Output the material beneath exactly, leaving nothing out.

::: RECORDS SUPPLIED

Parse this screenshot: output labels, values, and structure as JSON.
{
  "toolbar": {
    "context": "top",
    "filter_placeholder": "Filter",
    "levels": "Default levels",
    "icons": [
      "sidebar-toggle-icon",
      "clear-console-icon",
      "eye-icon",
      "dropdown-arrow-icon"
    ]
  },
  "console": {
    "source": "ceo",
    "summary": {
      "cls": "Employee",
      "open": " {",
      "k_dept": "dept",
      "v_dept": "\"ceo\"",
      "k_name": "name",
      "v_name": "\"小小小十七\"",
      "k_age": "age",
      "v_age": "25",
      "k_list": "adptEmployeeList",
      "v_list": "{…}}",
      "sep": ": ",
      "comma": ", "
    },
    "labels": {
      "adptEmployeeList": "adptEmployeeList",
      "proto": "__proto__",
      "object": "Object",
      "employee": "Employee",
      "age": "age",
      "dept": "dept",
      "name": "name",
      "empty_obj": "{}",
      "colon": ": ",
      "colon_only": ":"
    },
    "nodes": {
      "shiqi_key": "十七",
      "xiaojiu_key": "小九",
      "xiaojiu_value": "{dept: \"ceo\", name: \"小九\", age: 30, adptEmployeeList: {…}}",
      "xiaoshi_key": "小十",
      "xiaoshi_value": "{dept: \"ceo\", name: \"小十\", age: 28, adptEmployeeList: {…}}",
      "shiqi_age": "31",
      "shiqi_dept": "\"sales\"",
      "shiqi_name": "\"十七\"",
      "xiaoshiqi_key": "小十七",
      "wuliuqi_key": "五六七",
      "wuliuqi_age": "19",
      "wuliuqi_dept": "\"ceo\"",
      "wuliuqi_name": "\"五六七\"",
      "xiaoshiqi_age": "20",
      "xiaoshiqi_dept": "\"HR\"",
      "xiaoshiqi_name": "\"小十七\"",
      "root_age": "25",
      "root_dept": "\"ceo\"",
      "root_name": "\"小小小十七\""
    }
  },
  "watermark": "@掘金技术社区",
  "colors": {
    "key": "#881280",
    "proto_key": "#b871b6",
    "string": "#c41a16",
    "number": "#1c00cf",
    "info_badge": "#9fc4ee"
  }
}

::::::

- [RESULT OF THIS TASK]:
Parse this screenshot: output labels, values, and structure as JSON.
{
  "toolbar": {
    "context": "top",
    "filter_placeholder": "Filter",
    "levels": "Default levels",
    "icons": [
      "sidebar-toggle-icon",
      "clear-console-icon",
      "eye-icon",
      "dropdown-arrow-icon"
    ]
  },
  "console": {
    "source": "ceo",
    "summary": {
      "cls": "Employee",
      "open": " {",
      "k_dept": "dept",
      "v_dept": "\"ceo\"",
      "k_name": "name",
      "v_name": "\"小小小十七\"",
      "k_age": "age",
      "v_age": "25",
      "k_list": "adptEmployeeList",
      "v_list": "{…}}",
      "sep": ": ",
      "comma": ", "
    },
    "labels": {
      "adptEmployeeList": "adptEmployeeList",
      "proto": "__proto__",
      "object": "Object",
      "employee": "Employee",
      "age": "age",
      "dept": "dept",
      "name": "name",
      "empty_obj": "{}",
      "colon": ": ",
      "colon_only": ":"
    },
    "nodes": {
      "shiqi_key": "十七",
      "xiaojiu_key": "小九",
      "xiaojiu_value": "{dept: \"ceo\", name: \"小九\", age: 30, adptEmployeeList: {…}}",
      "xiaoshi_key": "小十",
      "xiaoshi_value": "{dept: \"ceo\", name: \"小十\", age: 28, adptEmployeeList: {…}}",
      "shiqi_age": "31",
      "shiqi_dept": "\"sales\"",
      "shiqi_name": "\"十七\"",
      "xiaoshiqi_key": "小十七",
      "wuliuqi_key": "五六七",
      "wuliuqi_age": "19",
      "wuliuqi_dept": "\"ceo\"",
      "wuliuqi_name": "\"五六七\"",
      "xiaoshiqi_age": "20",
      "xiaoshiqi_dept": "\"HR\"",
      "xiaoshiqi_name": "\"小十七\"",
      "root_age": "25",
      "root_dept": "\"ceo\"",
      "root_name": "\"小小小十七\""
    }
  },
  "watermark": "@掘金技术社区",
  "colors": {
    "key": "#881280",
    "proto_key": "#b871b6",
    "string": "#c41a16",
    "number": "#1c00cf",
    "info_badge": "#9fc4ee"
  }
}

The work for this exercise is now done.